» **INSTRUCTIONS FOR THE TASK**:
Pick out every line with the word "NapoleonCat" and copy it.

--- begin RECORD EXTRACTS ---

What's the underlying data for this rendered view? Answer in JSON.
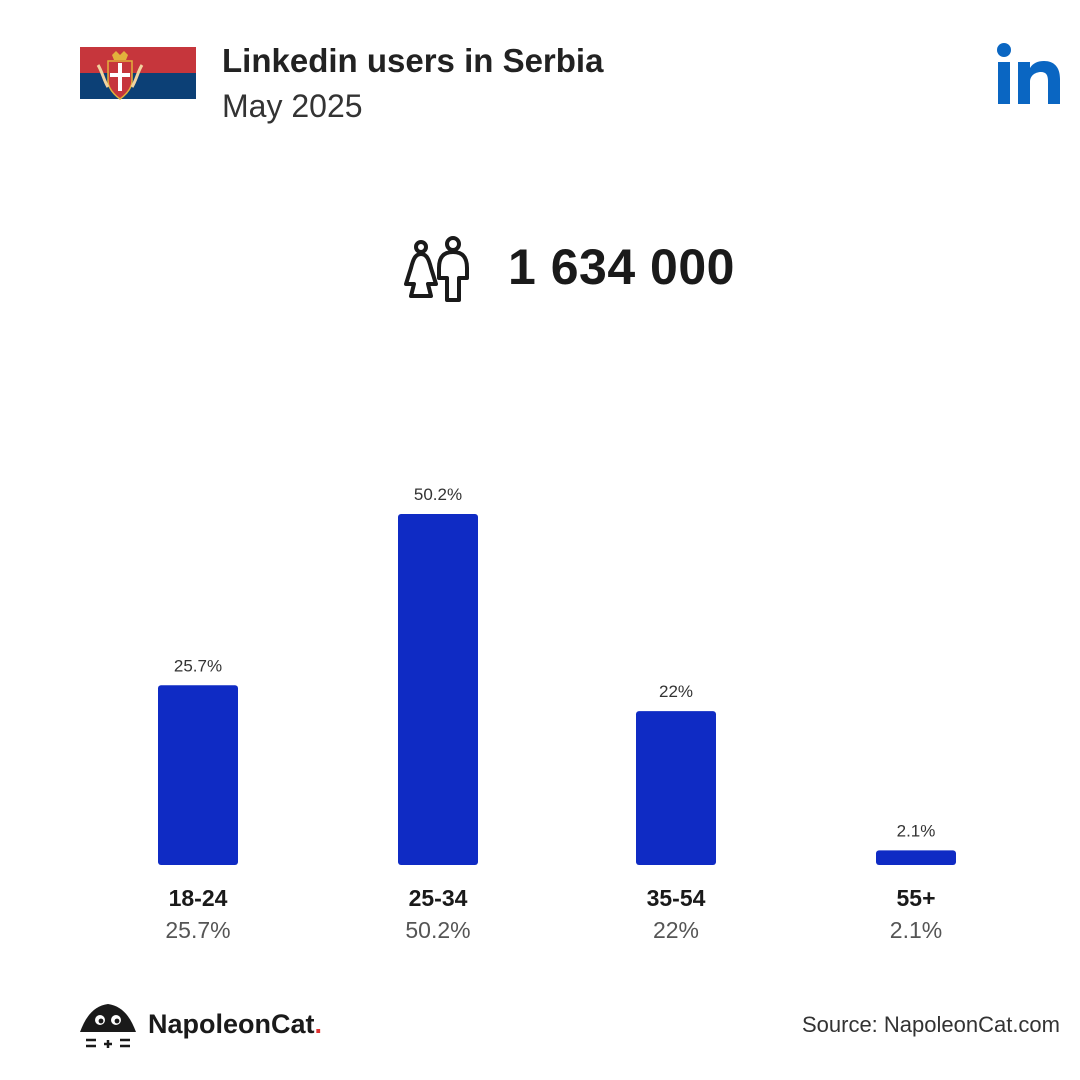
{
  "header": {
    "title": "Linkedin users in Serbia",
    "subtitle": "May 2025"
  },
  "flag": {
    "colors": [
      "#c6363c",
      "#0c4076",
      "#ffffff"
    ]
  },
  "total": {
    "value": "1 634 000",
    "icon": "people-icon"
  },
  "chart_data": {
    "type": "bar",
    "categories": [
      "18-24",
      "25-34",
      "35-54",
      "55+"
    ],
    "values": [
      25.7,
      50.2,
      22,
      2.1
    ],
    "value_labels": [
      "25.7%",
      "50.2%",
      "22%",
      "2.1%"
    ],
    "bar_color": "#0f2bc4",
    "ylim": [
      0,
      50.2
    ]
  },
  "footer": {
    "brand": "NapoleonCat",
    "brand_dot": ".",
    "source": "Source: NapoleonCat.com"
  },
  "colors": {
    "linkedin_blue": "#0a66c2",
    "accent_red": "#e0312f"
  }
}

--- end RECORD EXTRACTS ---

» **WRITTEN SOLUTION**:
    "brand": "NapoleonCat",
    "source": "Source: NapoleonCat.com"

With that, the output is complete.